### Information given
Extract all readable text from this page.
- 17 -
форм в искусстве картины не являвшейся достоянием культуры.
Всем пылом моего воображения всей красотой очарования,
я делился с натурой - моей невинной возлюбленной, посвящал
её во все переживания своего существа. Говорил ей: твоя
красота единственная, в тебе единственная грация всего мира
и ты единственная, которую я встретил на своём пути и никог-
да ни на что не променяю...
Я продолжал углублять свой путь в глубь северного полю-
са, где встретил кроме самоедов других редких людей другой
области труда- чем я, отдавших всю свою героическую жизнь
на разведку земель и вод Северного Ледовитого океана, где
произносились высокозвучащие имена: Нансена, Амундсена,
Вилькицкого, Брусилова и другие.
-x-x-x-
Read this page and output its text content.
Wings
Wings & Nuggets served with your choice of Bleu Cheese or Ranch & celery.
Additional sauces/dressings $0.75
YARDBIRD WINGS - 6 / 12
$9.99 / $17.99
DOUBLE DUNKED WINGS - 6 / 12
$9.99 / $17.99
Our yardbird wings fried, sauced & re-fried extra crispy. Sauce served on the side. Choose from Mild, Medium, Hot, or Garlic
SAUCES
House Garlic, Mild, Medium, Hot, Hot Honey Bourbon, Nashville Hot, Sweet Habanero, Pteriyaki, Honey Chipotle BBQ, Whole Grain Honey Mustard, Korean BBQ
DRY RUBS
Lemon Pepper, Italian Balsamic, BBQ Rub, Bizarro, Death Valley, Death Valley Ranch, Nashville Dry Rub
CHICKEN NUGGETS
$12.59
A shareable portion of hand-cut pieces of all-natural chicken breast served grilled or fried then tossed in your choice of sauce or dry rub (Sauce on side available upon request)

### What is being asked
Only the lines from the one containing "Read this page and output its text content." to the end of the data should be printed, exactly as they stand.

### Written answer
Read this page and output its text content.
Wings
Wings & Nuggets served with your choice of Bleu Cheese or Ranch & celery.
Additional sauces/dressings $0.75
YARDBIRD WINGS - 6 / 12
$9.99 / $17.99
DOUBLE DUNKED WINGS - 6 / 12
$9.99 / $17.99
Our yardbird wings fried, sauced & re-fried extra crispy. Sauce served on the side. Choose from Mild, Medium, Hot, or Garlic
SAUCES
House Garlic, Mild, Medium, Hot, Hot Honey Bourbon, Nashville Hot, Sweet Habanero, Pteriyaki, Honey Chipotle BBQ, Whole Grain Honey Mustard, Korean BBQ
DRY RUBS
Lemon Pepper, Italian Balsamic, BBQ Rub, Bizarro, Death Valley, Death Valley Ranch, Nashville Dry Rub
CHICKEN NUGGETS
$12.59
A shareable portion of hand-cut pieces of all-natural chicken breast served grilled or fried then tossed in your choice of sauce or dry rub (Sauce on side available upon request)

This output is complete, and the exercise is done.